Without the pictures, output the records below word for word.

(Stored records)
────────

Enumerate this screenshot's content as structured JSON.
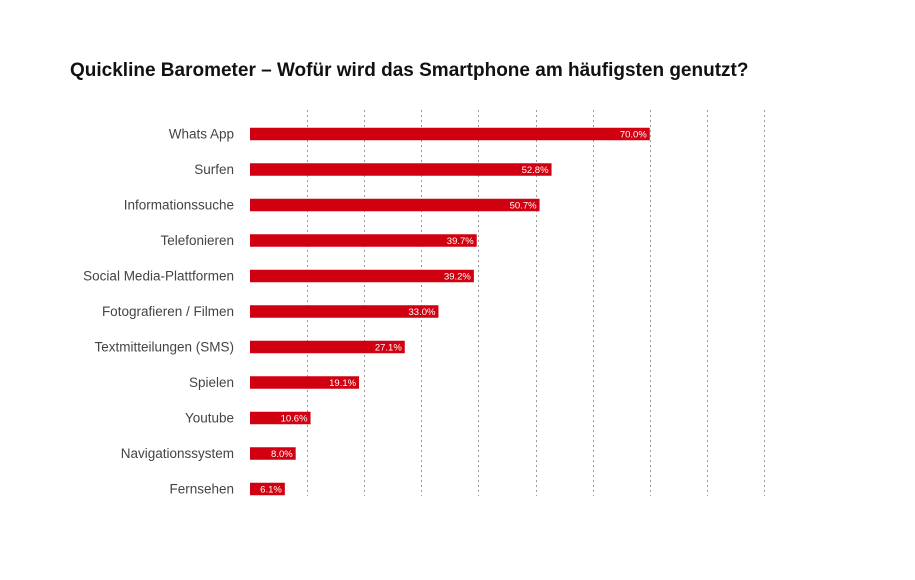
{
  "chart_data": {
    "type": "bar",
    "orientation": "horizontal",
    "title": "Quickline Barometer – Wofür wird das Smartphone am häufigsten genutzt?",
    "categories": [
      "Whats App",
      "Surfen",
      "Informationssuche",
      "Telefonieren",
      "Social Media-Plattformen",
      "Fotografieren / Filmen",
      "Textmitteilungen (SMS)",
      "Spielen",
      "Youtube",
      "Navigationssystem",
      "Fernsehen"
    ],
    "values": [
      70.0,
      52.8,
      50.7,
      39.7,
      39.2,
      33.0,
      27.1,
      19.1,
      10.6,
      8.0,
      6.1
    ],
    "value_labels": [
      "70.0%",
      "52.8%",
      "50.7%",
      "39.7%",
      "39.2%",
      "33.0%",
      "27.1%",
      "19.1%",
      "10.6%",
      "8.0%",
      "6.1%"
    ],
    "xlim": [
      0,
      90
    ],
    "grid": true,
    "legend": "none",
    "bar_color": "#d00010"
  }
}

────────

_Written reply_:
Enumerate this screenshot's content as structured JSON.
{
  "chart_data": {
    "type": "bar",
    "orientation": "horizontal",
    "title": "Quickline Barometer – Wofür wird das Smartphone am häufigsten genutzt?",
    "categories": [
      "Whats App",
      "Surfen",
      "Informationssuche",
      "Telefonieren",
      "Social Media-Plattformen",
      "Fotografieren / Filmen",
      "Textmitteilungen (SMS)",
      "Spielen",
      "Youtube",
      "Navigationssystem",
      "Fernsehen"
    ],
    "values": [
      70.0,
      52.8,
      50.7,
      39.7,
      39.2,
      33.0,
      27.1,
      19.1,
      10.6,
      8.0,
      6.1
    ],
    "value_labels": [
      "70.0%",
      "52.8%",
      "50.7%",
      "39.7%",
      "39.2%",
      "33.0%",
      "27.1%",
      "19.1%",
      "10.6%",
      "8.0%",
      "6.1%"
    ],
    "xlim": [
      0,
      90
    ],
    "grid": true,
    "legend": "none",
    "bar_color": "#d00010"
  }
}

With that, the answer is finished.